(Stored entries)
## begin

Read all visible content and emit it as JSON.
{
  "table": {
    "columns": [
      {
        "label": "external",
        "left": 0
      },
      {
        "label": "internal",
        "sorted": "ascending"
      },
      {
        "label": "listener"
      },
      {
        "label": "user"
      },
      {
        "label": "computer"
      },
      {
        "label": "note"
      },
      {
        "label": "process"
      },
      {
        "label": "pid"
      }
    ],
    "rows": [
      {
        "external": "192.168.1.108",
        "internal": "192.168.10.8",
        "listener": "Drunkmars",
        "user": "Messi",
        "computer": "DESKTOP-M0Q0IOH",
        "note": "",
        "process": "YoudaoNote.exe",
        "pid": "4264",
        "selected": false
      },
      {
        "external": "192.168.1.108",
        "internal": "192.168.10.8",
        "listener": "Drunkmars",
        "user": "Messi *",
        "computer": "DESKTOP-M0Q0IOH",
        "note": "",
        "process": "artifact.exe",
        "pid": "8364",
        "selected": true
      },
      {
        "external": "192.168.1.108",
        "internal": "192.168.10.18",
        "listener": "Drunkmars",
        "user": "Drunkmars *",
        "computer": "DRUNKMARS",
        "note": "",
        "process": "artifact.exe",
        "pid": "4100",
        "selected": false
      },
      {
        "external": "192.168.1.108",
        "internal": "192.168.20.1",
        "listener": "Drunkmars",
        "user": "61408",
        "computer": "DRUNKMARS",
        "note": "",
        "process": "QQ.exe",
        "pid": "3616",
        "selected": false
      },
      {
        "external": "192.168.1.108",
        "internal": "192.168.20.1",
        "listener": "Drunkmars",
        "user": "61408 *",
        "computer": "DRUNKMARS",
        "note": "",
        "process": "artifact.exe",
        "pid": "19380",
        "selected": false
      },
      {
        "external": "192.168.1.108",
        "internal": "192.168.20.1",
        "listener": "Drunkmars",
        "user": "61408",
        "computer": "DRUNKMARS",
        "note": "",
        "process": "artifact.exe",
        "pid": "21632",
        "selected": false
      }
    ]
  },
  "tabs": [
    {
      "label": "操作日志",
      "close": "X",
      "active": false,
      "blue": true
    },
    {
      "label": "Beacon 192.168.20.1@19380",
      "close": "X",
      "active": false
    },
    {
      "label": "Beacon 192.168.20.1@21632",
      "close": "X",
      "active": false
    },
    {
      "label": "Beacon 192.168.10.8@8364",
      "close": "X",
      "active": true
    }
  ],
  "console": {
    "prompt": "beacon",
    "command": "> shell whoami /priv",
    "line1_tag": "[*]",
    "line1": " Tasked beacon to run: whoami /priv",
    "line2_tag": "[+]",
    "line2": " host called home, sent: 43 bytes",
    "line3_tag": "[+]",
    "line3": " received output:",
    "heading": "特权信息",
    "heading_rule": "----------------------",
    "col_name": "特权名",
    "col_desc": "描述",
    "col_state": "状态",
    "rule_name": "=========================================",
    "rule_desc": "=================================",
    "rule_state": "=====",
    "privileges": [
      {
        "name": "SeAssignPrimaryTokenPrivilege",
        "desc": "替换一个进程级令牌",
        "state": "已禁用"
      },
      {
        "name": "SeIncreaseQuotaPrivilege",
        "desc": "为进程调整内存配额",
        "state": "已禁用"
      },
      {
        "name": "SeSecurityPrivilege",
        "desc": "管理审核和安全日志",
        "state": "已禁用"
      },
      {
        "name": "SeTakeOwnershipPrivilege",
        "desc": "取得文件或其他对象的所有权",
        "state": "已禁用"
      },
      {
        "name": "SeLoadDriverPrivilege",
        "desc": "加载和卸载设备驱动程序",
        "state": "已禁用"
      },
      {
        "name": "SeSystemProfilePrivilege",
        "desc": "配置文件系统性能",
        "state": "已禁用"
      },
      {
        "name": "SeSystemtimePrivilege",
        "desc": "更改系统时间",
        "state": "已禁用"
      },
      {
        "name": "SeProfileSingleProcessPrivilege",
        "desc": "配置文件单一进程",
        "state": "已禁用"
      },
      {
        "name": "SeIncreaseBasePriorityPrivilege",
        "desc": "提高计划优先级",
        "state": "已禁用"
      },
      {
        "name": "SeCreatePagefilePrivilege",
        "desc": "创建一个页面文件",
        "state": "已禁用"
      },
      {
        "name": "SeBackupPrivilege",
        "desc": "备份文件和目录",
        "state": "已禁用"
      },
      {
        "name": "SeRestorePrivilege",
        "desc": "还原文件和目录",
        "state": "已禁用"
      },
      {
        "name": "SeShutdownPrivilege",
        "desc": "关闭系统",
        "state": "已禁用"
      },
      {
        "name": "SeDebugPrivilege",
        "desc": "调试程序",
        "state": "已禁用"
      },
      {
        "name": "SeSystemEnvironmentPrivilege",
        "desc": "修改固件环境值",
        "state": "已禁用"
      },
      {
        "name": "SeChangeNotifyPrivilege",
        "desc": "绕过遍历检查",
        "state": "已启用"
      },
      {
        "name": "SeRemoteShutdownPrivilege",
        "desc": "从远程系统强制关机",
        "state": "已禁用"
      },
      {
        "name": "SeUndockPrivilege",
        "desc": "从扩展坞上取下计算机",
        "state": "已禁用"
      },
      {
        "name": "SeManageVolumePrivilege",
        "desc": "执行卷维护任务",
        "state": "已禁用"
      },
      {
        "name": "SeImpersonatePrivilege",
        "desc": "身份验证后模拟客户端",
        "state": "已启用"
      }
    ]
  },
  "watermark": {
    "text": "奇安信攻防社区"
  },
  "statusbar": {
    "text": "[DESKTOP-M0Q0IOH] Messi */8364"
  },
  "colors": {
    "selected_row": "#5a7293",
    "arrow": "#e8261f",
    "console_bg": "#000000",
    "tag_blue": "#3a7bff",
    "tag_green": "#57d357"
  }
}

## end

BRIEF: Repeat the preceding lines exactly, please, every one of them.

RESPONSE BELOW:
Read all visible content and emit it as JSON.
{
  "table": {
    "columns": [
      {
        "label": "external",
        "left": 0
      },
      {
        "label": "internal",
        "sorted": "ascending"
      },
      {
        "label": "listener"
      },
      {
        "label": "user"
      },
      {
        "label": "computer"
      },
      {
        "label": "note"
      },
      {
        "label": "process"
      },
      {
        "label": "pid"
      }
    ],
    "rows": [
      {
        "external": "192.168.1.108",
        "internal": "192.168.10.8",
        "listener": "Drunkmars",
        "user": "Messi",
        "computer": "DESKTOP-M0Q0IOH",
        "note": "",
        "process": "YoudaoNote.exe",
        "pid": "4264",
        "selected": false
      },
      {
        "external": "192.168.1.108",
        "internal": "192.168.10.8",
        "listener": "Drunkmars",
        "user": "Messi *",
        "computer": "DESKTOP-M0Q0IOH",
        "note": "",
        "process": "artifact.exe",
        "pid": "8364",
        "selected": true
      },
      {
        "external": "192.168.1.108",
        "internal": "192.168.10.18",
        "listener": "Drunkmars",
        "user": "Drunkmars *",
        "computer": "DRUNKMARS",
        "note": "",
        "process": "artifact.exe",
        "pid": "4100",
        "selected": false
      },
      {
        "external": "192.168.1.108",
        "internal": "192.168.20.1",
        "listener": "Drunkmars",
        "user": "61408",
        "computer": "DRUNKMARS",
        "note": "",
        "process": "QQ.exe",
        "pid": "3616",
        "selected": false
      },
      {
        "external": "192.168.1.108",
        "internal": "192.168.20.1",
        "listener": "Drunkmars",
        "user": "61408 *",
        "computer": "DRUNKMARS",
        "note": "",
        "process": "artifact.exe",
        "pid": "19380",
        "selected": false
      },
      {
        "external": "192.168.1.108",
        "internal": "192.168.20.1",
        "listener": "Drunkmars",
        "user": "61408",
        "computer": "DRUNKMARS",
        "note": "",
        "process": "artifact.exe",
        "pid": "21632",
        "selected": false
      }
    ]
  },
  "tabs": [
    {
      "label": "操作日志",
      "close": "X",
      "active": false,
      "blue": true
    },
    {
      "label": "Beacon 192.168.20.1@19380",
      "close": "X",
      "active": false
    },
    {
      "label": "Beacon 192.168.20.1@21632",
      "close": "X",
      "active": false
    },
    {
      "label": "Beacon 192.168.10.8@8364",
      "close": "X",
      "active": true
    }
  ],
  "console": {
    "prompt": "beacon",
    "command": "> shell whoami /priv",
    "line1_tag": "[*]",
    "line1": " Tasked beacon to run: whoami /priv",
    "line2_tag": "[+]",
    "line2": " host called home, sent: 43 bytes",
    "line3_tag": "[+]",
    "line3": " received output:",
    "heading": "特权信息",
    "heading_rule": "----------------------",
    "col_name": "特权名",
    "col_desc": "描述",
    "col_state": "状态",
    "rule_name": "=========================================",
    "rule_desc": "=================================",
    "rule_state": "=====",
    "privileges": [
      {
        "name": "SeAssignPrimaryTokenPrivilege",
        "desc": "替换一个进程级令牌",
        "state": "已禁用"
      },
      {
        "name": "SeIncreaseQuotaPrivilege",
        "desc": "为进程调整内存配额",
        "state": "已禁用"
      },
      {
        "name": "SeSecurityPrivilege",
        "desc": "管理审核和安全日志",
        "state": "已禁用"
      },
      {
        "name": "SeTakeOwnershipPrivilege",
        "desc": "取得文件或其他对象的所有权",
        "state": "已禁用"
      },
      {
        "name": "SeLoadDriverPrivilege",
        "desc": "加载和卸载设备驱动程序",
        "state": "已禁用"
      },
      {
        "name": "SeSystemProfilePrivilege",
        "desc": "配置文件系统性能",
        "state": "已禁用"
      },
      {
        "name": "SeSystemtimePrivilege",
        "desc": "更改系统时间",
        "state": "已禁用"
      },
      {
        "name": "SeProfileSingleProcessPrivilege",
        "desc": "配置文件单一进程",
        "state": "已禁用"
      },
      {
        "name": "SeIncreaseBasePriorityPrivilege",
        "desc": "提高计划优先级",
        "state": "已禁用"
      },
      {
        "name": "SeCreatePagefilePrivilege",
        "desc": "创建一个页面文件",
        "state": "已禁用"
      },
      {
        "name": "SeBackupPrivilege",
        "desc": "备份文件和目录",
        "state": "已禁用"
      },
      {
        "name": "SeRestorePrivilege",
        "desc": "还原文件和目录",
        "state": "已禁用"
      },
      {
        "name": "SeShutdownPrivilege",
        "desc": "关闭系统",
        "state": "已禁用"
      },
      {
        "name": "SeDebugPrivilege",
        "desc": "调试程序",
        "state": "已禁用"
      },
      {
        "name": "SeSystemEnvironmentPrivilege",
        "desc": "修改固件环境值",
        "state": "已禁用"
      },
      {
        "name": "SeChangeNotifyPrivilege",
        "desc": "绕过遍历检查",
        "state": "已启用"
      },
      {
        "name": "SeRemoteShutdownPrivilege",
        "desc": "从远程系统强制关机",
        "state": "已禁用"
      },
      {
        "name": "SeUndockPrivilege",
        "desc": "从扩展坞上取下计算机",
        "state": "已禁用"
      },
      {
        "name": "SeManageVolumePrivilege",
        "desc": "执行卷维护任务",
        "state": "已禁用"
      },
      {
        "name": "SeImpersonatePrivilege",
        "desc": "身份验证后模拟客户端",
        "state": "已启用"
      }
    ]
  },
  "watermark": {
    "text": "奇安信攻防社区"
  },
  "statusbar": {
    "text": "[DESKTOP-M0Q0IOH] Messi */8364"
  },
  "colors": {
    "selected_row": "#5a7293",
    "arrow": "#e8261f",
    "console_bg": "#000000",
    "tag_blue": "#3a7bff",
    "tag_green": "#57d357"
  }
}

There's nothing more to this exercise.